_Task directions_
Identify each line holding the string "name" and copy it.

═══ Provided entries ═══

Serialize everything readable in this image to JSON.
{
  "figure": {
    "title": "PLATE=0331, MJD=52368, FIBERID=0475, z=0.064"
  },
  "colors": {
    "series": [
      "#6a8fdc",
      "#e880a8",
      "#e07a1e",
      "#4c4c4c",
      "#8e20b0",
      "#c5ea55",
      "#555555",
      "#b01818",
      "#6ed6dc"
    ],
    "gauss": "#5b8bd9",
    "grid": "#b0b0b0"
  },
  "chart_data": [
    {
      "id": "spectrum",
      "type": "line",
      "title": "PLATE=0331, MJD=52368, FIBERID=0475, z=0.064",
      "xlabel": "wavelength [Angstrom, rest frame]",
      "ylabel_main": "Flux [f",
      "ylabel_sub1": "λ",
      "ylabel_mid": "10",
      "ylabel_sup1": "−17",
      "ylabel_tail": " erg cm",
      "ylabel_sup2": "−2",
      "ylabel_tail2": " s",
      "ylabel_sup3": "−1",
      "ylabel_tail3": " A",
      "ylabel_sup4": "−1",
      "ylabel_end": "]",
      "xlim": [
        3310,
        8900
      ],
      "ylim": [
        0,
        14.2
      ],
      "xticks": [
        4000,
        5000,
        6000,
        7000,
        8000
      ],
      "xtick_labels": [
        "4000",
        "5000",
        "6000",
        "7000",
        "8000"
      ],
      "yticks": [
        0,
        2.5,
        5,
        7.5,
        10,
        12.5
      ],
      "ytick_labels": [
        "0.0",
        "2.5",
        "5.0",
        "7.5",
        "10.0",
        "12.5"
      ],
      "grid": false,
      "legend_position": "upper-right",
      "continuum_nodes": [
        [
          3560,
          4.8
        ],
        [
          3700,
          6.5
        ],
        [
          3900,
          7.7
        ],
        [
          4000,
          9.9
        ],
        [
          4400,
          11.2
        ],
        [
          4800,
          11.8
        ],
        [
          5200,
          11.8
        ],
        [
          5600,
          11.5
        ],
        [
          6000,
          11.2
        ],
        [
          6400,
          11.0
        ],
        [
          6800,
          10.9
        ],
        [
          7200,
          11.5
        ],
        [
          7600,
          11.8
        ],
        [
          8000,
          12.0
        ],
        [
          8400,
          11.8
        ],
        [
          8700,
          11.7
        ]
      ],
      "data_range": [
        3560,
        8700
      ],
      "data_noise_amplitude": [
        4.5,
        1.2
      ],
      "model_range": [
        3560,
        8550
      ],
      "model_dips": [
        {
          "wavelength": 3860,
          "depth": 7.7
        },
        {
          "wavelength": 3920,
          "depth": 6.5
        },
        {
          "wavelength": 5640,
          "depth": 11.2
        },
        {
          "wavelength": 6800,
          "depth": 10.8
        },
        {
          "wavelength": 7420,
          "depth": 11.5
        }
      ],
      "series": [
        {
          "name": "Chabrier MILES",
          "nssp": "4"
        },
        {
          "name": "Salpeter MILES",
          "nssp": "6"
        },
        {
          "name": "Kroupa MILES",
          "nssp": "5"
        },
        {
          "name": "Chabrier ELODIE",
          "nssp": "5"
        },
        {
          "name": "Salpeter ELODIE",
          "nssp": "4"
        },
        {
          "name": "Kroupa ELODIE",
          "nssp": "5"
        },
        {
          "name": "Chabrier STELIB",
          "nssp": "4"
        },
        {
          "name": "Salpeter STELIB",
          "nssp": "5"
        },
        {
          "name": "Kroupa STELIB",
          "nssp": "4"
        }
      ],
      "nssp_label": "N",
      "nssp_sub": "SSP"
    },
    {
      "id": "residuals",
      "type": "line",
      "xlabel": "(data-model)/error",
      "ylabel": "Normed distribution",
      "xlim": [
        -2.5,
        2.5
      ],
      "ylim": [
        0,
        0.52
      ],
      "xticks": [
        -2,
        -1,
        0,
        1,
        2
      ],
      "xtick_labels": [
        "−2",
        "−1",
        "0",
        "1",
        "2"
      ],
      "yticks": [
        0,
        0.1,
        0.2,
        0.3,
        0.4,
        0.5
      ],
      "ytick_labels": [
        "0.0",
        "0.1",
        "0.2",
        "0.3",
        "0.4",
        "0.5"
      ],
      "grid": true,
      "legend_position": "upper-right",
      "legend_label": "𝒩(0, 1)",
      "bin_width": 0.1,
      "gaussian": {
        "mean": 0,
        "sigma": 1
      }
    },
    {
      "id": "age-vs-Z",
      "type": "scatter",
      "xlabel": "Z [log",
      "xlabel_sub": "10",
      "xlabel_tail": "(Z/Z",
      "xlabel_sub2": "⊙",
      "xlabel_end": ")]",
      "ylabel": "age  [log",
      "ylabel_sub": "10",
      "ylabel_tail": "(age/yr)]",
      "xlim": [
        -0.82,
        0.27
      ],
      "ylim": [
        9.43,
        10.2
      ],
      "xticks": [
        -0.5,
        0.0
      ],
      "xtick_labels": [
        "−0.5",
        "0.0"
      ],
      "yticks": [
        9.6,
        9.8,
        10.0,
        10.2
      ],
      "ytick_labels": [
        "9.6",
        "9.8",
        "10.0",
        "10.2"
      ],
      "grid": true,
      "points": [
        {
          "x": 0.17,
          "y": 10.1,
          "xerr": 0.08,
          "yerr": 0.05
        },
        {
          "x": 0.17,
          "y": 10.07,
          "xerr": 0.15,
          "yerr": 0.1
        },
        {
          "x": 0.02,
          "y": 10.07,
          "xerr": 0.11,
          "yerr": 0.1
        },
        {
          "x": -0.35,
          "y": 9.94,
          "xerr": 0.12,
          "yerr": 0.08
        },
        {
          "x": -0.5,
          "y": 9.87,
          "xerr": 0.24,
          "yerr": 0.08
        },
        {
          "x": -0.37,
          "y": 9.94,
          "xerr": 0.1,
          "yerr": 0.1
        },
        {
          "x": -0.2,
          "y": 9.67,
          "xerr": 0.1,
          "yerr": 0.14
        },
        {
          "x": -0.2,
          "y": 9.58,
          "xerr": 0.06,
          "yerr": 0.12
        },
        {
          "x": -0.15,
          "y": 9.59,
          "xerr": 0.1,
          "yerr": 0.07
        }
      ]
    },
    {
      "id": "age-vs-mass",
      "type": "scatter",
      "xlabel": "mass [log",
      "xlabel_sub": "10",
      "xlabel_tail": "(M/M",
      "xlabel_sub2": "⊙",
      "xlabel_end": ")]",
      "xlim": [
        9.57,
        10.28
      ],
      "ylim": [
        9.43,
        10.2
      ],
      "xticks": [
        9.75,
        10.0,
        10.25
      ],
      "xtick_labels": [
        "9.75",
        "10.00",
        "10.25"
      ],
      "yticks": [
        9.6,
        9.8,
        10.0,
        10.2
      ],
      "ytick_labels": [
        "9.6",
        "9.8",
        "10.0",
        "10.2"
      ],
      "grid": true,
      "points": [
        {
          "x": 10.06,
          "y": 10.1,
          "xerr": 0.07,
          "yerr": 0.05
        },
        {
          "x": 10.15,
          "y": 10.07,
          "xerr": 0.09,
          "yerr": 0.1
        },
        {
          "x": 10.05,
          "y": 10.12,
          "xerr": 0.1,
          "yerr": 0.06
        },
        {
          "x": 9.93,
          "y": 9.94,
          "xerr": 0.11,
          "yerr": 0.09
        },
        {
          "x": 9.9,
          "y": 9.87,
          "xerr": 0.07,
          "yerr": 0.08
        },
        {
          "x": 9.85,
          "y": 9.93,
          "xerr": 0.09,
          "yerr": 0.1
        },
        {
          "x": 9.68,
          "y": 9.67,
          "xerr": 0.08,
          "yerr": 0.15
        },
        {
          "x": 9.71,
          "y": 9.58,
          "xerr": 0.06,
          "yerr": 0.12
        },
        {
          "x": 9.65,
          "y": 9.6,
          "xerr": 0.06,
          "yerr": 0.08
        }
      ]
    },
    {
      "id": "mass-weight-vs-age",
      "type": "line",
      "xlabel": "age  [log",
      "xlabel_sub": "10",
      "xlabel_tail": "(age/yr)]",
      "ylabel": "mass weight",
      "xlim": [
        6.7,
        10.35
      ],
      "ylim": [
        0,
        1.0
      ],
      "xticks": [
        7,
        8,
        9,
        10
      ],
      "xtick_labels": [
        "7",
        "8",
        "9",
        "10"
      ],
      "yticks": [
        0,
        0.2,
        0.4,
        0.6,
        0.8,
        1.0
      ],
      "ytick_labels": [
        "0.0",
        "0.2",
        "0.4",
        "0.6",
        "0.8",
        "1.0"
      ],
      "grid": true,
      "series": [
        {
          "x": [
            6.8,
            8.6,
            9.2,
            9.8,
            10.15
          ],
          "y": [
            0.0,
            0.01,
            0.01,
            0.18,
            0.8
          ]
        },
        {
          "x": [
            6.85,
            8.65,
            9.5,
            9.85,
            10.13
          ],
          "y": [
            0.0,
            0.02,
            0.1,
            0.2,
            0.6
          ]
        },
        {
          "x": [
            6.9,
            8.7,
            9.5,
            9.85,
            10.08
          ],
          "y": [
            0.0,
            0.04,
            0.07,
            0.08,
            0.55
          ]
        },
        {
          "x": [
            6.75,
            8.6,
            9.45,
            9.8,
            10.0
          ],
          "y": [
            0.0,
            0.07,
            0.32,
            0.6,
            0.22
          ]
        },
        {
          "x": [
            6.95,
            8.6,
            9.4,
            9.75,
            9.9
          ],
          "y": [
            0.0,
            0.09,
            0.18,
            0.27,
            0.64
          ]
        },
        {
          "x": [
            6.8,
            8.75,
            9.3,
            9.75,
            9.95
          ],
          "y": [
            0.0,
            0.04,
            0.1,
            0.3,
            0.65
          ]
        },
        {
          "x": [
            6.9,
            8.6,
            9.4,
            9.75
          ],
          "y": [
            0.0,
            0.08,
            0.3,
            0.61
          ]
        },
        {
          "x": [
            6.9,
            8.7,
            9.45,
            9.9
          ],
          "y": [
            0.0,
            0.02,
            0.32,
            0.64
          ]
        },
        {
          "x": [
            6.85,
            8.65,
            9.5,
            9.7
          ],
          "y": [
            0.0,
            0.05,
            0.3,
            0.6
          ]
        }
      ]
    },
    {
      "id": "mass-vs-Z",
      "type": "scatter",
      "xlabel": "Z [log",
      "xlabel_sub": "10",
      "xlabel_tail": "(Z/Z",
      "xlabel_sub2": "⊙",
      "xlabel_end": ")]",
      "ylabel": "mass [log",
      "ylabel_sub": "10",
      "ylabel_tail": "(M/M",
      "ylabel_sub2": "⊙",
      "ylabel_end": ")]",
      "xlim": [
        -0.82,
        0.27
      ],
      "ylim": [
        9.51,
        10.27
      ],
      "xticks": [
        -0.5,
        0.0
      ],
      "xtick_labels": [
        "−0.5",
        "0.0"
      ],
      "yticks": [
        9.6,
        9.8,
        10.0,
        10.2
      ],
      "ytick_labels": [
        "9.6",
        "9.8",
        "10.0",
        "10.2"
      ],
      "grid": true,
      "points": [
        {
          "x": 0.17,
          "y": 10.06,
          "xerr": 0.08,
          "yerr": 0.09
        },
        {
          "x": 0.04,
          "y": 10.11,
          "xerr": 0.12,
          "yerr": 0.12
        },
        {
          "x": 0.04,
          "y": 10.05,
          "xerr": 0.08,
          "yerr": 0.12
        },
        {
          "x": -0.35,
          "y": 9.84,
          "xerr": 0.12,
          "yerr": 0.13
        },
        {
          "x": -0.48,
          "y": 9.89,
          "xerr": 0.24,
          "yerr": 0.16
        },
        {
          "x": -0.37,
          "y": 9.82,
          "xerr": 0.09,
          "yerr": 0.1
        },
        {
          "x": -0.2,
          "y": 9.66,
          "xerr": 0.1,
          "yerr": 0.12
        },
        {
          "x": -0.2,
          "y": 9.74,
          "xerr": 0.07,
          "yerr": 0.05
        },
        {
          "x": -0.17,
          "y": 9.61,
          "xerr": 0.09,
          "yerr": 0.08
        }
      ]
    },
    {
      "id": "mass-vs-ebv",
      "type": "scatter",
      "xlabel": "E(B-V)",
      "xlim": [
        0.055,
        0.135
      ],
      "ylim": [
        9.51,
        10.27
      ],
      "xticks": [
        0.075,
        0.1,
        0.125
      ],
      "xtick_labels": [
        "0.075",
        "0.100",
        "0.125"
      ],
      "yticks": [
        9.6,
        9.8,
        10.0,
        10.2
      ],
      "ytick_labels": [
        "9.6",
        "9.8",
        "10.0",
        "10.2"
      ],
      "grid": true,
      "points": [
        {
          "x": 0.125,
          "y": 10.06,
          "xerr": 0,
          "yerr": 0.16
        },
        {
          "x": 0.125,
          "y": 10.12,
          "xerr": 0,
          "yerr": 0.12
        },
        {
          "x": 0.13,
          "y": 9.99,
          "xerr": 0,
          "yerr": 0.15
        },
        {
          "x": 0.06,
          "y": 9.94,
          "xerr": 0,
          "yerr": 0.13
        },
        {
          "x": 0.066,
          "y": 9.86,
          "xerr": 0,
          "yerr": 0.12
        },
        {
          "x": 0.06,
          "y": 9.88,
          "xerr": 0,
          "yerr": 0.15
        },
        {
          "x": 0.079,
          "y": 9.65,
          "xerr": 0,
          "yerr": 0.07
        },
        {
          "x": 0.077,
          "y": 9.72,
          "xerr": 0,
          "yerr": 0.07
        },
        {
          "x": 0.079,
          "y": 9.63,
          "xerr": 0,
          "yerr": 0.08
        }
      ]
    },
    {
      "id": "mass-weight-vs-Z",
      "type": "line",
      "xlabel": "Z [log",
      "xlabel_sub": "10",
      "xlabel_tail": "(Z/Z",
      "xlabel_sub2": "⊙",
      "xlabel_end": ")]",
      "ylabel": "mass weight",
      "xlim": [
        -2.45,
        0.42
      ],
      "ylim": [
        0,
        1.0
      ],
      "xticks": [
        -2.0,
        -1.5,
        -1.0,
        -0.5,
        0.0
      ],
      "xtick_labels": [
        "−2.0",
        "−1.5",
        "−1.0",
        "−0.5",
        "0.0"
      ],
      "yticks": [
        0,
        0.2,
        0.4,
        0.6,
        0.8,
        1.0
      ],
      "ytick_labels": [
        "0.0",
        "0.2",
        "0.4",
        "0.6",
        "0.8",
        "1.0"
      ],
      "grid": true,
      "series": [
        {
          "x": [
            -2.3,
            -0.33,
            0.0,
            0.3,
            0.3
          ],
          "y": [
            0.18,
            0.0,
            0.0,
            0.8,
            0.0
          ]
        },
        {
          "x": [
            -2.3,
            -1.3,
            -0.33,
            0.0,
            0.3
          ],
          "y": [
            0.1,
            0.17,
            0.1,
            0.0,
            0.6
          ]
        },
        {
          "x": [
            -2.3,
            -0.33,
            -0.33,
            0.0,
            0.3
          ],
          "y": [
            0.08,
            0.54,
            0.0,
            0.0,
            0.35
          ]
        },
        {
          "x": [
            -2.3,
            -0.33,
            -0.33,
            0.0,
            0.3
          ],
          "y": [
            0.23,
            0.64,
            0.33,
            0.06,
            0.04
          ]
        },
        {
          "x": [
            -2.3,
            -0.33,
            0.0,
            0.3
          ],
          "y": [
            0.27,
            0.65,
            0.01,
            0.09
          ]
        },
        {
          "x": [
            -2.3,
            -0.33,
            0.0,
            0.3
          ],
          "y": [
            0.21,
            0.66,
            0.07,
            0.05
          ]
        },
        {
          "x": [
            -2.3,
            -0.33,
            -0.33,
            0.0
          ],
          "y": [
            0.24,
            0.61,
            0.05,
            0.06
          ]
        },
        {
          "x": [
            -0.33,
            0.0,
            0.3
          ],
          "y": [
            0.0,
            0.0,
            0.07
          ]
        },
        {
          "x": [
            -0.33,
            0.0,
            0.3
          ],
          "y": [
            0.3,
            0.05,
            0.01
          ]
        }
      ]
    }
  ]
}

═══

_Response to the exercise_
          "name": "Chabrier MILES",
          "name": "Salpeter MILES",
          "name": "Kroupa MILES",
          "name": "Chabrier ELODIE",
          "name": "Salpeter ELODIE",
          "name": "Kroupa ELODIE",
          "name": "Chabrier STELIB",
          "name": "Salpeter STELIB",
          "name": "Kroupa STELIB",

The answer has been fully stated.